### Source document
####

COST ESTIMATES OF PROPOSED ACTION

Costs or Savings to State Agencies

No costs or savings to state agencies will result as a consequence of the proposed action. General Services contracts for services affected by this proposal but, for reasons given under "Specific Technologies and Equipment", there will not be a fiscal impact.

Impact on Housing Costs

The proposal will not affect housing costs.

Impact on Businesses

The proposal will not result in a significant adverse economic impact on businesses, including the ability of California businesses to compete with businesses in other states. For the reasons given under "Specific Technology or Equipment", the proposal will not inflict any new costs on California businesses. The proposed revisions will only affect business conducted within the state so it will not affect the ability of California businesses to compete with businesses in other states.

Cost Impact on Private Persons or Entities

The proposal will not require private persons or entities to incur additional costs in complying with the proposal. The proposal only affects the fall protection equipment used for window cleaning and exterior building maintenance on high rise buildings. It has no affect on the building structure or cost to the building owner.

Costs or Savings in Federal Funding to the State

The proposal will not result in costs or savings in federal funding to the state.

Costs or Savings to Local Agencies or School Districts Required to be Reimbursed

No costs to local agencies or school districts are required to be reimbursed. See explanation under "Determination or Mandate."

Other Nondiscretionary Costs or Savings Imposed on Local Agencies

This proposal does not impose nondiscretionary costs or savings on local agencies.

DETERMINATION OF MANDATE

The Occupational Safety and Health Standards Board has determined that the proposed regulations do not impose a mandate requiring reimbursement by the State pursuant to Part 7 (commencing with Section 17500) of Division 4 of the Government Code because the proposed amendments will not require local agencies or school districts to incur additional costs in complying with the proposal. Furthermore, these regulations do not constitute a "new program or higher level of service of an existing program within the meaning of Section 6 of Article XIII B of the California Constitution."

The California Supreme Court has established that a "program" within the meaning of Section 6 of Article XIII B of the California Constitution is one which carries out the governmental function of providing services to the public, or which, to implement a state policy, imposes unique requirements on local governments and does not apply generally to all residents and entities in the state. (County of Los Angeles v. State of California (1987) 43 Cal.3d 46.)

These proposed regulations do not require local agencies to carry out the governmental function of providing services to the public. Rather, these regulations require local agencies to take certain steps to ensure the safety and health of their own employees only. Moreover, these proposed regulations do not in any way require local agencies to administer the California Occupational Safety and Health program. (See City of Anaheim v. State of California (1987) 189 Cal.App.3d 1478.)

These proposed regulations do not impose unique requirements on local governments. All employers - state, local and private - will be required to comply with the prescribed standards.

PLAIN ENGLISH STATEMENT

It has been determined that the proposal may affect small business. The express terms of the proposal written in plain English have been prepared by the Board pursuant to Government Code Sections 11342(e) and 11346.2(a)(1) and the informative digest for this proposal constitutes a plain English overview.

ASSESSMENT

The adoption of the proposed amendments to these regulations will neither create nor eliminate jobs in the State of California nor result in the elimination of existing businesses or create or expand businesses in the State of California.

ALTERNATIVES THAT WOULD AFFECT PRIVATE PERSONS

No alternatives considered by the Board would be more effective in carrying out the purpose for which the action is proposed or would be as effective and less burdensome to affected private persons than the proposed action.

####

### Extracted data
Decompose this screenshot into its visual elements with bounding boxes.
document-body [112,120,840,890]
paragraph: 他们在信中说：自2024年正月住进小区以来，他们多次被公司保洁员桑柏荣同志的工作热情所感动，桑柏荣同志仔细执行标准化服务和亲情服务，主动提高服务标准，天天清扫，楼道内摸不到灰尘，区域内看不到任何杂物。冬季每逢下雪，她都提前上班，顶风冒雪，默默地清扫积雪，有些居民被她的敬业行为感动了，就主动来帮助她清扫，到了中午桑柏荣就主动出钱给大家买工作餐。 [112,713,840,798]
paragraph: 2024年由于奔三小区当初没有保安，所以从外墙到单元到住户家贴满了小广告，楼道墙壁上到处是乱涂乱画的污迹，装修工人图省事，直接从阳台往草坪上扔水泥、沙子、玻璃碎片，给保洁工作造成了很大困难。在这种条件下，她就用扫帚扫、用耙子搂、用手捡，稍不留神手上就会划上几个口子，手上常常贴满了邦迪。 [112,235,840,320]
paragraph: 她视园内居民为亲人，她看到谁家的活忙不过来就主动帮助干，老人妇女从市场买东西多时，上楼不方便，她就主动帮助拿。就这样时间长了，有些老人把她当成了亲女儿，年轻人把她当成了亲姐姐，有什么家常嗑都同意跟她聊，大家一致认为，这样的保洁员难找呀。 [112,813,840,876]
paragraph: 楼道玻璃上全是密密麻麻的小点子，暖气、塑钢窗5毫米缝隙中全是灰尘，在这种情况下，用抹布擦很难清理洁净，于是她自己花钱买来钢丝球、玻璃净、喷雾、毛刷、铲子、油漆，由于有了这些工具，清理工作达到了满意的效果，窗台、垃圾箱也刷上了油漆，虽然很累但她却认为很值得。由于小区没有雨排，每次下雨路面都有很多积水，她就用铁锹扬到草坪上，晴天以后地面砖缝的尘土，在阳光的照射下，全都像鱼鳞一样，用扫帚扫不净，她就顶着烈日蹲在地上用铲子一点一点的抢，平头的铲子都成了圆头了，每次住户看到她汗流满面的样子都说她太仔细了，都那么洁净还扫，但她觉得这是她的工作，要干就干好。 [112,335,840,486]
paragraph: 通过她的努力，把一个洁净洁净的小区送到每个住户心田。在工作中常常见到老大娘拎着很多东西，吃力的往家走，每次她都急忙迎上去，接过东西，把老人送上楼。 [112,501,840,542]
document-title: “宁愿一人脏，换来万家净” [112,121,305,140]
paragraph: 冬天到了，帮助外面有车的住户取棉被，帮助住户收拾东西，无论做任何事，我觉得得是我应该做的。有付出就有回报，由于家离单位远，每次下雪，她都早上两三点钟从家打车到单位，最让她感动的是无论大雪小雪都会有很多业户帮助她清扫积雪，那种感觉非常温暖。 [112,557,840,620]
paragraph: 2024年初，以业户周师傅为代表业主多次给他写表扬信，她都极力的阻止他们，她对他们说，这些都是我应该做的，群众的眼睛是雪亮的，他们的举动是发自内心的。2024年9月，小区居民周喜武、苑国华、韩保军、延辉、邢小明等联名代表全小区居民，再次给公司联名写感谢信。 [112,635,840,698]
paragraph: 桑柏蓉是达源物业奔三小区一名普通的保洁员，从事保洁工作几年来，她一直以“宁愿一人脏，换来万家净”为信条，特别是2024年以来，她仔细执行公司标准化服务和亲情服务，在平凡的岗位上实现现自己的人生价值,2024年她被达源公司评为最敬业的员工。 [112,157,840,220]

####

### Required work
• A. According to the regulatory notice, what equipment does the proposal affect?
• B. Write out the passage of the regulatory notice starting at "The proposal will not result in a" and ending at "the building owner.".
• C. Using the regulatory notice, explain why the proposal will not affect the ability of California businesses to compete with businesses in other states.
The material shown here is separate from the regulatory notice and is not drawn from it.

### Your responses
• A. It affects the fall protection equipment used for window cleaning and exterior building maintenance on high rise buildings.

• B.
The proposal will not result in a significant adverse economic impact on businesses, including the ability of California businesses to compete with businesses in other states. For the reasons given under "Specific Technology or Equipment", the proposal will not inflict any new costs on California businesses. The proposed revisions will only affect business conducted within the state so it will not affect the ability of California businesses to compete with businesses in other states.

Cost Impact on Private Persons or Entities

The proposal will not require private persons or entities to incur additional costs in complying with the proposal. The proposal only affects the fall protection equipment used for window cleaning and exterior building maintenance on high rise buildings. It has no affect on the building structure or cost to the building owner.

• C. The proposed revisions will only affect business conducted within California. Because of that, they do not change how California businesses compete with businesses in other states.